**Text to read**

============

Holocaust Remembrance Week to Include Talk by Concentration Camp
Survivor
Date: 04/19/07
Contact: Marc Lebovitz
Szlamek “Sammy” Rzeznik was only 4 years old when the Nazis invaded
Poland in September 1939. Both his parents and five siblings ended up being
killed in the Treblinka death camp and Sammy spent four years in
concentration camps in Demblin and Czestochowa.
He and his sister Sara were among only 20 children in Demblin and five in
Czestochowa and were protected from death only by their older sister, Rosa.
Post-war, Rosa and her husband, living in Vienna, decided that Sammy and
Sara should be adopted in the United States. A couple in the Chicago suburbs
adopted Sammy, who became Sammy Harris.
Holocaust child survivor Sam Harris will speak on his experiences at 7 p.m.
Thursday, May 3, in Schroeder 130 as part of Holocaust Remembrance Week at
Illinois State University.
Admission is free and open to the public, sponsored by ISU Hillel -
Jewish Student Union.

============

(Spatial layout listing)
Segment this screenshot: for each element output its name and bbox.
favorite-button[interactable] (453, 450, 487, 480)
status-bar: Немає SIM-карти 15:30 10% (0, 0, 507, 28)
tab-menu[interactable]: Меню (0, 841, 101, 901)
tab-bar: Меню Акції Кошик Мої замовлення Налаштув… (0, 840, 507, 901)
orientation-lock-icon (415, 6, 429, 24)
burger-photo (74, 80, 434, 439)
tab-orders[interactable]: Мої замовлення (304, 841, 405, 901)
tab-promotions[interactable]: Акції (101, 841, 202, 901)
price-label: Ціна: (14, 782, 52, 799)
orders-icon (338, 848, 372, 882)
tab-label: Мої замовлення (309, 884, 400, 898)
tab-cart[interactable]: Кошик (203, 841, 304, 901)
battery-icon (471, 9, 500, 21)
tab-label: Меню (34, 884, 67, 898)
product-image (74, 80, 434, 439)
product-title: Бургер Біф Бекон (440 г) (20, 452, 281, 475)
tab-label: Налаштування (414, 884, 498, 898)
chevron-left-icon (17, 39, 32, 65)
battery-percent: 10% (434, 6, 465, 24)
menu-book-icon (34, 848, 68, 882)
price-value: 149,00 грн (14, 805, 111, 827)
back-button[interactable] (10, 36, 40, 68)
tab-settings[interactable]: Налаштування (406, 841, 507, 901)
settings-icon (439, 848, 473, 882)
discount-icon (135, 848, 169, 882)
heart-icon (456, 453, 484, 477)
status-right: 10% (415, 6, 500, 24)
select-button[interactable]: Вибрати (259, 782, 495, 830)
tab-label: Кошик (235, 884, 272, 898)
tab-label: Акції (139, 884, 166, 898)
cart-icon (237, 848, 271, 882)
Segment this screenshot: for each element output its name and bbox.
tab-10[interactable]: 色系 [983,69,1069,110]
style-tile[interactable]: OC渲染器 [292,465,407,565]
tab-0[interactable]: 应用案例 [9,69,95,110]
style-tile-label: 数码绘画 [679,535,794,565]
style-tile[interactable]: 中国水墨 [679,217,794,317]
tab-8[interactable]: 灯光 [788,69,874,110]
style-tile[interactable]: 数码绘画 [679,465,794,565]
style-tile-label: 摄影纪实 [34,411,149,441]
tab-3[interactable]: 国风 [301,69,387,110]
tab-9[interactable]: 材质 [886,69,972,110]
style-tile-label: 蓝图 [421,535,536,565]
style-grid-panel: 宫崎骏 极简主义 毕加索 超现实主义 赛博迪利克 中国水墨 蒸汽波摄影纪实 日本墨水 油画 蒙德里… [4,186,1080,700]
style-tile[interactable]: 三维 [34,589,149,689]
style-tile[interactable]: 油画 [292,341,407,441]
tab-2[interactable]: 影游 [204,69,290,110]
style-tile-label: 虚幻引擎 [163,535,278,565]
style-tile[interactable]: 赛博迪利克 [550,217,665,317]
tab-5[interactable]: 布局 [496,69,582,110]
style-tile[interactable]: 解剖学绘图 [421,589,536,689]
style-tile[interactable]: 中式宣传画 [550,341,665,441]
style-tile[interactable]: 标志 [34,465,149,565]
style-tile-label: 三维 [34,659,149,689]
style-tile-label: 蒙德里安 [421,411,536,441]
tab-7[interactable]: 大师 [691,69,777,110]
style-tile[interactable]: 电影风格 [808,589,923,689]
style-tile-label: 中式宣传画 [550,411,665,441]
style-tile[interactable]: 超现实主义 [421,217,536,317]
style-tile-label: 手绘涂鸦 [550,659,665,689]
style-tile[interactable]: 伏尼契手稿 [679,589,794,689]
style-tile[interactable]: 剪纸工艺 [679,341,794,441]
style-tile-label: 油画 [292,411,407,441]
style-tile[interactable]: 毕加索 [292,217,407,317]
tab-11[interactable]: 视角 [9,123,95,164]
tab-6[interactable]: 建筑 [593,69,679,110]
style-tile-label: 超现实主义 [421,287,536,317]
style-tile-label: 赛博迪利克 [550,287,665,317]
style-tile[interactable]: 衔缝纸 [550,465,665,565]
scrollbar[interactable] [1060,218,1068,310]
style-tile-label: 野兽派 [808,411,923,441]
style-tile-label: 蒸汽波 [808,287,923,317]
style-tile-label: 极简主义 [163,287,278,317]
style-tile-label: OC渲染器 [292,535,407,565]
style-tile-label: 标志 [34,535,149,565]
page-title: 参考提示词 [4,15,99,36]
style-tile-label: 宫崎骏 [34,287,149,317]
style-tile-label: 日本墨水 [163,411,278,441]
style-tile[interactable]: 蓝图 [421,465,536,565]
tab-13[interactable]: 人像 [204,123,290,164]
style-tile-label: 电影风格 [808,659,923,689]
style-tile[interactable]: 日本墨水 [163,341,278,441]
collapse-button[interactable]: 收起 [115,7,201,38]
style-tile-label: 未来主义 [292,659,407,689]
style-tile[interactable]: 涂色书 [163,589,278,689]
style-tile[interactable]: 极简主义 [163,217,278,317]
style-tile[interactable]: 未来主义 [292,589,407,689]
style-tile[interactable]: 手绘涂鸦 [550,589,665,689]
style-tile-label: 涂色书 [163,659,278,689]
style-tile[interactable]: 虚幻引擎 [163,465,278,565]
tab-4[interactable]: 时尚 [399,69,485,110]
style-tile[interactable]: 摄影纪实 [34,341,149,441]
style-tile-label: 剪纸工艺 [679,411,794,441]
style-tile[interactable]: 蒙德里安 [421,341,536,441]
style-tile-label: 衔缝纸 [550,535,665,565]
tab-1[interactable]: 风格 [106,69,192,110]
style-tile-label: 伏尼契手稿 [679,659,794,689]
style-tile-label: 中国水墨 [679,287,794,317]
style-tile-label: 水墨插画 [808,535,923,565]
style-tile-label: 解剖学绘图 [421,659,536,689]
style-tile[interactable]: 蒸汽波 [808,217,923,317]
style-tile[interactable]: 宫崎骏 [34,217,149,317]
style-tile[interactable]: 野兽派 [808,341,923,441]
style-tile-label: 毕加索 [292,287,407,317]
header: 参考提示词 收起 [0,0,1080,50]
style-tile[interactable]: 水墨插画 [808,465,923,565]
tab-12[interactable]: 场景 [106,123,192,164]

============

**What you need to do**
(1) Can you rework the announcement of the survivor's talk, starting at "Post-war, Rosa and" and ending at "Jewish Student Union.", so that "Salzburg" stands in place of "Vienna"?
(2) According to the announcement of the survivor's talk:
(a) How old was Sammy when the Nazis invaded Poland?
(b) In which death camp were his parents and siblings killed?
(c) In what room will the talk take place?
Nothing in the listing matters for this work.

**Expected answers**
(1)
Post-war, Rosa and her husband, living in Salzburg, decided that Sammy and
Sara should be adopted in the United States. A couple in the Chicago suburbs
adopted Sammy, who became Sammy Harris.
Holocaust child survivor Sam Harris will speak on his experiences at 7 p.m.
Thursday, May 3, in Schroeder 130 as part of Holocaust Remembrance Week at
Illinois State University.
Admission is free and open to the public, sponsored by ISU Hillel -
Jewish Student Union.

(2)
(a) 4 years old
(b) Treblinka
(c) Schroeder 130